> _RECORDS_
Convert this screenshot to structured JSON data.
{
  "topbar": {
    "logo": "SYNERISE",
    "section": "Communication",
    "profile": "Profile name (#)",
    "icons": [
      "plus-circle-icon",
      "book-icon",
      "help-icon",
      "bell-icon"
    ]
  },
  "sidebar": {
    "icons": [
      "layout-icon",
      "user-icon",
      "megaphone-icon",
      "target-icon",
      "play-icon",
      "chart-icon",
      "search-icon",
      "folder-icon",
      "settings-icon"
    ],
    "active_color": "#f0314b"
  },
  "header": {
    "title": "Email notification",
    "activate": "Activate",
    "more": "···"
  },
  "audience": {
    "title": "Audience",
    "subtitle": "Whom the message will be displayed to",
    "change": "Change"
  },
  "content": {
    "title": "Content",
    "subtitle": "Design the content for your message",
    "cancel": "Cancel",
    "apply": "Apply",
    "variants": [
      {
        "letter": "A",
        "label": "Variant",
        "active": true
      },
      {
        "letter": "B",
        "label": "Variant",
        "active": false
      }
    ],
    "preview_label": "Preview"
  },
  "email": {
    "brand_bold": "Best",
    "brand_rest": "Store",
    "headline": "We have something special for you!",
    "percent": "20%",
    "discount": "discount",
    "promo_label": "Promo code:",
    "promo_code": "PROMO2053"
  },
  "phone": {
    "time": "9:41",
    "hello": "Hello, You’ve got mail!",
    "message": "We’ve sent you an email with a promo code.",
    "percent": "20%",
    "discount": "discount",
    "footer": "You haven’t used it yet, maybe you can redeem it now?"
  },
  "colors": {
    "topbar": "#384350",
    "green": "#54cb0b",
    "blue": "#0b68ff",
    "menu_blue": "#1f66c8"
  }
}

> _WHAT IS NEEDED_
Repeat the records above exactly, leaving none out.

> _ANSWER FOR THE TASK_
Convert this screenshot to structured JSON data.
{
  "topbar": {
    "logo": "SYNERISE",
    "section": "Communication",
    "profile": "Profile name (#)",
    "icons": [
      "plus-circle-icon",
      "book-icon",
      "help-icon",
      "bell-icon"
    ]
  },
  "sidebar": {
    "icons": [
      "layout-icon",
      "user-icon",
      "megaphone-icon",
      "target-icon",
      "play-icon",
      "chart-icon",
      "search-icon",
      "folder-icon",
      "settings-icon"
    ],
    "active_color": "#f0314b"
  },
  "header": {
    "title": "Email notification",
    "activate": "Activate",
    "more": "···"
  },
  "audience": {
    "title": "Audience",
    "subtitle": "Whom the message will be displayed to",
    "change": "Change"
  },
  "content": {
    "title": "Content",
    "subtitle": "Design the content for your message",
    "cancel": "Cancel",
    "apply": "Apply",
    "variants": [
      {
        "letter": "A",
        "label": "Variant",
        "active": true
      },
      {
        "letter": "B",
        "label": "Variant",
        "active": false
      }
    ],
    "preview_label": "Preview"
  },
  "email": {
    "brand_bold": "Best",
    "brand_rest": "Store",
    "headline": "We have something special for you!",
    "percent": "20%",
    "discount": "discount",
    "promo_label": "Promo code:",
    "promo_code": "PROMO2053"
  },
  "phone": {
    "time": "9:41",
    "hello": "Hello, You’ve got mail!",
    "message": "We’ve sent you an email with a promo code.",
    "percent": "20%",
    "discount": "discount",
    "footer": "You haven’t used it yet, maybe you can redeem it now?"
  },
  "colors": {
    "topbar": "#384350",
    "green": "#54cb0b",
    "blue": "#0b68ff",
    "menu_blue": "#1f66c8"
  }
}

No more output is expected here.